++++ Given records

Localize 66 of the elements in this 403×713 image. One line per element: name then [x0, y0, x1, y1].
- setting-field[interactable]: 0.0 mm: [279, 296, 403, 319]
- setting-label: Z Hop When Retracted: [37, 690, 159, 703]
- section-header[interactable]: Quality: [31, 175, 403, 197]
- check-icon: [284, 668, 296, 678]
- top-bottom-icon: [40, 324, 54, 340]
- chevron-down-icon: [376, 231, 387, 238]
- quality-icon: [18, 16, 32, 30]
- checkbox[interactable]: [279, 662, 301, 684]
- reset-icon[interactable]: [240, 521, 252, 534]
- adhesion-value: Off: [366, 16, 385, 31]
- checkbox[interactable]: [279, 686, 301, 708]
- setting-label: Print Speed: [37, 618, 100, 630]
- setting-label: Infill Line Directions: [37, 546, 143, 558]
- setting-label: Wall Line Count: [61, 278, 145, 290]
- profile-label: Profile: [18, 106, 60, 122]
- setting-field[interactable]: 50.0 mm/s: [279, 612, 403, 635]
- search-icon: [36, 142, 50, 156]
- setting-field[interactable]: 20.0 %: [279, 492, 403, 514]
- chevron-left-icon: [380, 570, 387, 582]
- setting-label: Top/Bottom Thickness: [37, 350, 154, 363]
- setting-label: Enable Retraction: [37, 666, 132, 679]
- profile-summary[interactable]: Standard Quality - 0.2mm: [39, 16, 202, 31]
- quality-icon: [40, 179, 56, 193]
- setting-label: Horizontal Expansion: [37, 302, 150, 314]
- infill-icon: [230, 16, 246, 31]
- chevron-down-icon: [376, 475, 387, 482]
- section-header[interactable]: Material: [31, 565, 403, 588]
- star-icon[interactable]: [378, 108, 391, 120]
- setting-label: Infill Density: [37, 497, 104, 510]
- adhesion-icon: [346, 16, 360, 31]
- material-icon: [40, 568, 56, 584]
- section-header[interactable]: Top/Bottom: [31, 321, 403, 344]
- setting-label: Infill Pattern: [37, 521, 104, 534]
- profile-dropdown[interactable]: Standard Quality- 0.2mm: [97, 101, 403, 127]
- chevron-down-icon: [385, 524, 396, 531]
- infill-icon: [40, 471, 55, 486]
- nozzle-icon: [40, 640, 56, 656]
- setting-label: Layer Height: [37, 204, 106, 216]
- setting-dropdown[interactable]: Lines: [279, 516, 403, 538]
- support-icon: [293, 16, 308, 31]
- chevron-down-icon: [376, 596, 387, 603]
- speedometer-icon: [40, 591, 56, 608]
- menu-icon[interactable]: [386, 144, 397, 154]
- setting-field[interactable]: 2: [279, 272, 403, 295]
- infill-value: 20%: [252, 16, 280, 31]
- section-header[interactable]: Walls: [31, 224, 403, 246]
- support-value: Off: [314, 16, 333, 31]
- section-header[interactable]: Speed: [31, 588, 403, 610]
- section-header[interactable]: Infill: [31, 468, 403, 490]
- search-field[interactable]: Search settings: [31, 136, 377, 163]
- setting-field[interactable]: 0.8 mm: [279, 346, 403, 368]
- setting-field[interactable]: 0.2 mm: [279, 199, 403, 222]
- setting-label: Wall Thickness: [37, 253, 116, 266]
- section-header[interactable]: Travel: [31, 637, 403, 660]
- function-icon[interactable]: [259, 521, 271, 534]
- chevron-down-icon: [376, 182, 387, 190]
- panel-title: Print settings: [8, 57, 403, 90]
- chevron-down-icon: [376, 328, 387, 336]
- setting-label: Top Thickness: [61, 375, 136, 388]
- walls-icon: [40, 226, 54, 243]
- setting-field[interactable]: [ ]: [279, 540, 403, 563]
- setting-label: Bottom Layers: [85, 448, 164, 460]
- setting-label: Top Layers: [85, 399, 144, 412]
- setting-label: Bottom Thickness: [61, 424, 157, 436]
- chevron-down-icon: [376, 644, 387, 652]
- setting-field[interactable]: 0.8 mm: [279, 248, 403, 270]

++++++++

Reproduce the material verbatim, from its first line through the line containing "- reset-icon[interactable]: [240, 521, 252, 534]", both included.

### Exercise response
Localize 66 of the elements in this 403×713 image. One line per element: name then [x0, y0, x1, y1].
- setting-field[interactable]: 0.0 mm: [279, 296, 403, 319]
- setting-label: Z Hop When Retracted: [37, 690, 159, 703]
- section-header[interactable]: Quality: [31, 175, 403, 197]
- check-icon: [284, 668, 296, 678]
- top-bottom-icon: [40, 324, 54, 340]
- chevron-down-icon: [376, 231, 387, 238]
- quality-icon: [18, 16, 32, 30]
- checkbox[interactable]: [279, 662, 301, 684]
- reset-icon[interactable]: [240, 521, 252, 534]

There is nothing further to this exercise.